------ Supplied material
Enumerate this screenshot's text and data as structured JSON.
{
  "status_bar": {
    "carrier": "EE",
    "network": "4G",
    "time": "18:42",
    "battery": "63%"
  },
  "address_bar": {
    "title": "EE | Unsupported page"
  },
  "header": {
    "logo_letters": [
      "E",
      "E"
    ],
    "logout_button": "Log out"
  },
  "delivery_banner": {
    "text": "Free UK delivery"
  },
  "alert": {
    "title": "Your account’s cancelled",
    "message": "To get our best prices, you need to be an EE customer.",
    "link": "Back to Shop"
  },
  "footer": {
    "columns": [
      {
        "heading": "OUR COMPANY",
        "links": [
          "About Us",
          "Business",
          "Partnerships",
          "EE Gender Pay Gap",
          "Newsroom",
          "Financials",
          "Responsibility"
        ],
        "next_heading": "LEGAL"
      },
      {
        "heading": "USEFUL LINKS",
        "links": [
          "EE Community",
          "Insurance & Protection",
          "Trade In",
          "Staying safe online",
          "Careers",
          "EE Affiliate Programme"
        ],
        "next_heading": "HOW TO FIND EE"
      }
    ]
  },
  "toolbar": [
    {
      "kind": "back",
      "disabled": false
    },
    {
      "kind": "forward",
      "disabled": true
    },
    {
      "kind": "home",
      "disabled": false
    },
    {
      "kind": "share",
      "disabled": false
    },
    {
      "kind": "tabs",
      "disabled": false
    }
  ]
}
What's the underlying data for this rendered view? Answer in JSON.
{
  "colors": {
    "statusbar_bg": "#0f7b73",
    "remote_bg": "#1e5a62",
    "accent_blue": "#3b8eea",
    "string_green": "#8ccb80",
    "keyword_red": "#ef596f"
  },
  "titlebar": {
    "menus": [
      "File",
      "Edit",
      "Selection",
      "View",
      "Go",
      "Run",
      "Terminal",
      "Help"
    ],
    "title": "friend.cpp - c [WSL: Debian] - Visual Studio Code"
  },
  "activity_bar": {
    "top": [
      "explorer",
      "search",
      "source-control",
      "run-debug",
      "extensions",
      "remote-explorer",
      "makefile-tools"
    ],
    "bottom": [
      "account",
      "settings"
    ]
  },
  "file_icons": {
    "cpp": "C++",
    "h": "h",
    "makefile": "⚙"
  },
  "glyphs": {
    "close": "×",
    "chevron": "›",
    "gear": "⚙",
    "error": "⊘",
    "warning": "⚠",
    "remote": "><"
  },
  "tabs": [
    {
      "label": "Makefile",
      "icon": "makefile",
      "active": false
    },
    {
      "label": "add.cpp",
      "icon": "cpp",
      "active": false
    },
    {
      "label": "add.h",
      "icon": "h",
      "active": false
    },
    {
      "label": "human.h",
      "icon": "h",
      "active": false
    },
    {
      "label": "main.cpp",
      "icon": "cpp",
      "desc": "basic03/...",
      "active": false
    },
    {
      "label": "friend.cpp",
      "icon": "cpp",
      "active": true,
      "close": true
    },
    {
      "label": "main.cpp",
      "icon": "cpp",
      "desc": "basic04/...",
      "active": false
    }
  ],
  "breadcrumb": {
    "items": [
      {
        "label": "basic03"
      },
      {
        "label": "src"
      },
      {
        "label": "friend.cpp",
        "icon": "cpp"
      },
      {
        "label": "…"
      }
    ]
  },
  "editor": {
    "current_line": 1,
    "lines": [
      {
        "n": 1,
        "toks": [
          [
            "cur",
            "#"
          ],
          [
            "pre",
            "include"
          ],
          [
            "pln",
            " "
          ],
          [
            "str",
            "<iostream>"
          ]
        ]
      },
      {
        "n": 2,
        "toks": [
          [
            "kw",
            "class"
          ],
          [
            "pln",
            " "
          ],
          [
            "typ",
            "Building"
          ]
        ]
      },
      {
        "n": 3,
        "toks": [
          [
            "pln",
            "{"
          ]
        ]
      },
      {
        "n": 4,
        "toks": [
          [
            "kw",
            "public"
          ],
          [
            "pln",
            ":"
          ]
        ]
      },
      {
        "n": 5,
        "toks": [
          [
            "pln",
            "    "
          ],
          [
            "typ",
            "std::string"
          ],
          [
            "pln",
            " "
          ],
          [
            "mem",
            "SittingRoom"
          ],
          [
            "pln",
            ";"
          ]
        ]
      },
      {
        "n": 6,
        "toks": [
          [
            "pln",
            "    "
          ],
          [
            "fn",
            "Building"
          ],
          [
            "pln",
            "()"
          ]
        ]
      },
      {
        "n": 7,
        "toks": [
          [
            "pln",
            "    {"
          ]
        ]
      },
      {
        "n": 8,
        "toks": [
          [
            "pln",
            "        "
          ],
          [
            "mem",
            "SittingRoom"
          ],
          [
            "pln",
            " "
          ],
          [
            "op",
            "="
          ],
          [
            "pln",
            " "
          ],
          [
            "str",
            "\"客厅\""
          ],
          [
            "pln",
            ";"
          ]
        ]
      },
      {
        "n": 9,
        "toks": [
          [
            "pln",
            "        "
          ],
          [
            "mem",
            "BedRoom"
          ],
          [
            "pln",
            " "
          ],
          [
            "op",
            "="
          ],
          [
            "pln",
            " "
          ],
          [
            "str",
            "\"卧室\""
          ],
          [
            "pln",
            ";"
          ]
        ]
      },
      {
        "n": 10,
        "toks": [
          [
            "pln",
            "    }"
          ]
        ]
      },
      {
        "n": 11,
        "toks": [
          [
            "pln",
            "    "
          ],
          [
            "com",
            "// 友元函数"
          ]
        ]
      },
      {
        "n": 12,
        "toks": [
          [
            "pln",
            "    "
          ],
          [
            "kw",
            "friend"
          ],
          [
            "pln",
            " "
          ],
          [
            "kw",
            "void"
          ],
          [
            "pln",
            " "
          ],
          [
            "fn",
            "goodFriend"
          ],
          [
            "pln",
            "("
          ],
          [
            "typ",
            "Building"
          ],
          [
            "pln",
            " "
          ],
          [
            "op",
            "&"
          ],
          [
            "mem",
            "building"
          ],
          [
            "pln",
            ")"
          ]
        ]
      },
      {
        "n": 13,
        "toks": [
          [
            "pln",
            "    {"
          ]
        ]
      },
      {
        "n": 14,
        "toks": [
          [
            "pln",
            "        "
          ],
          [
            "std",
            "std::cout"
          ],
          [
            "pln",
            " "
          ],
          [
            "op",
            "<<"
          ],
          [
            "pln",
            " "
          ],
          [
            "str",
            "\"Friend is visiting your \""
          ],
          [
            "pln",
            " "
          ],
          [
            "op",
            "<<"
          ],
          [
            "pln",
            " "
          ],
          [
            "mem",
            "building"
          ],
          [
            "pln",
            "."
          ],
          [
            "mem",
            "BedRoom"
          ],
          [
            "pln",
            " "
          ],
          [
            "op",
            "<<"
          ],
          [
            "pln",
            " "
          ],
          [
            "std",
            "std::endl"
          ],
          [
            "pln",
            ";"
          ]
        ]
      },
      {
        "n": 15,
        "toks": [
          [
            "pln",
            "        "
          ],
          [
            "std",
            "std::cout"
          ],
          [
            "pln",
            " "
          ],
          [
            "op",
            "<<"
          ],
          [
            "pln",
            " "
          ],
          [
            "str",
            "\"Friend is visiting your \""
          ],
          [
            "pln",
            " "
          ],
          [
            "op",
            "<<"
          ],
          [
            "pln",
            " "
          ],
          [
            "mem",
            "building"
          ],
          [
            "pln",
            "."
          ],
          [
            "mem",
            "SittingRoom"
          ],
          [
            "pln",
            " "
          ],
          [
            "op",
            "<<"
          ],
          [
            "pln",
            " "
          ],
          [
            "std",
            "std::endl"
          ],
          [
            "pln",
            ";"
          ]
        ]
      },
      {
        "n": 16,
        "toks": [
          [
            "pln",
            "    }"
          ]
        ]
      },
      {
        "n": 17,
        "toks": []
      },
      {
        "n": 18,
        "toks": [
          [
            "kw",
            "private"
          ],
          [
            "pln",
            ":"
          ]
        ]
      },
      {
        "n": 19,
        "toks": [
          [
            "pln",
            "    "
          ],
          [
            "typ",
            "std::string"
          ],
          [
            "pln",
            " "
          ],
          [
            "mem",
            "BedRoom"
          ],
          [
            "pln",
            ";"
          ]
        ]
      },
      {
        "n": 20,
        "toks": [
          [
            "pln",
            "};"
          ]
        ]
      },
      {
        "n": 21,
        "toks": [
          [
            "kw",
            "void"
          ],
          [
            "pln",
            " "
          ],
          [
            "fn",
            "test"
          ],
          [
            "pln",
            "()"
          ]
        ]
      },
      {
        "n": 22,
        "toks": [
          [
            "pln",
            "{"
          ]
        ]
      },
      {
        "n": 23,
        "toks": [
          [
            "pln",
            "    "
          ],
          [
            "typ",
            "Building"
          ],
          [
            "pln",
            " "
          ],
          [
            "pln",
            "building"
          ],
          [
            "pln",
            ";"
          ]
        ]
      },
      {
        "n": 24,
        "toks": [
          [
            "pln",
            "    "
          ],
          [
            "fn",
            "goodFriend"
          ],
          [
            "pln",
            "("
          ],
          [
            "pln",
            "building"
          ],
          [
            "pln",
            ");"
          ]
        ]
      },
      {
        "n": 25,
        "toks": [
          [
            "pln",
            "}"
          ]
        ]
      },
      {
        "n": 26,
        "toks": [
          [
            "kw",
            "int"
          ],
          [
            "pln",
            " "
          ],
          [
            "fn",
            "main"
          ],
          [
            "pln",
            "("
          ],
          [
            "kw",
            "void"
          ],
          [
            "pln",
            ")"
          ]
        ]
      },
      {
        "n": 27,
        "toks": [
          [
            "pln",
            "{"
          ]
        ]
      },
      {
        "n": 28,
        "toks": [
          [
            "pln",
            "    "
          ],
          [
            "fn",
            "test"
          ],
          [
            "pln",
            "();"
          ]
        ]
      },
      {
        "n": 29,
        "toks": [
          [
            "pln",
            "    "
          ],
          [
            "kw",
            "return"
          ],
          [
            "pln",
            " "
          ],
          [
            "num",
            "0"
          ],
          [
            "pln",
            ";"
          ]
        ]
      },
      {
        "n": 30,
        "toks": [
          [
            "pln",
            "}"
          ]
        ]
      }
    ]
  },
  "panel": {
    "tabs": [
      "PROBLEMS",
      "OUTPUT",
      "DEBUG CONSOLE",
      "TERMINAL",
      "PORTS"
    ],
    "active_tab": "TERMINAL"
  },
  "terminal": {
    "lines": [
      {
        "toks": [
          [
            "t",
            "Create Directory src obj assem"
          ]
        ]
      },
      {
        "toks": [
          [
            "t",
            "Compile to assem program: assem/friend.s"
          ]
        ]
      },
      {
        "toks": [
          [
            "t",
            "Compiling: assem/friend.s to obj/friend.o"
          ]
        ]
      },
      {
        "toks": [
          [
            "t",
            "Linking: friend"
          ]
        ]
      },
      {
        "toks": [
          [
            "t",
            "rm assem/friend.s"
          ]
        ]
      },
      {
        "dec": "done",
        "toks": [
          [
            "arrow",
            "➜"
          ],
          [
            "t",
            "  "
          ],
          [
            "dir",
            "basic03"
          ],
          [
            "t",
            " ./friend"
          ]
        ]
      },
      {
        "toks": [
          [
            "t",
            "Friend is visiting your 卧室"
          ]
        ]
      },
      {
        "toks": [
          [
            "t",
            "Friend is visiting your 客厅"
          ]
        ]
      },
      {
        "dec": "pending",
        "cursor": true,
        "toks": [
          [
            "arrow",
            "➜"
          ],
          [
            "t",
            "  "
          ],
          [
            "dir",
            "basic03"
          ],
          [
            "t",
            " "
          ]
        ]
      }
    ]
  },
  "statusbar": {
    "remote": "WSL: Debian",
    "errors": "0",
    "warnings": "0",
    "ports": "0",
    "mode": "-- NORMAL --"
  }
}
------------
| Task details |
How many lines of these entries contain "assem"? Answer with the number and nothing else.

| Answer in full |
4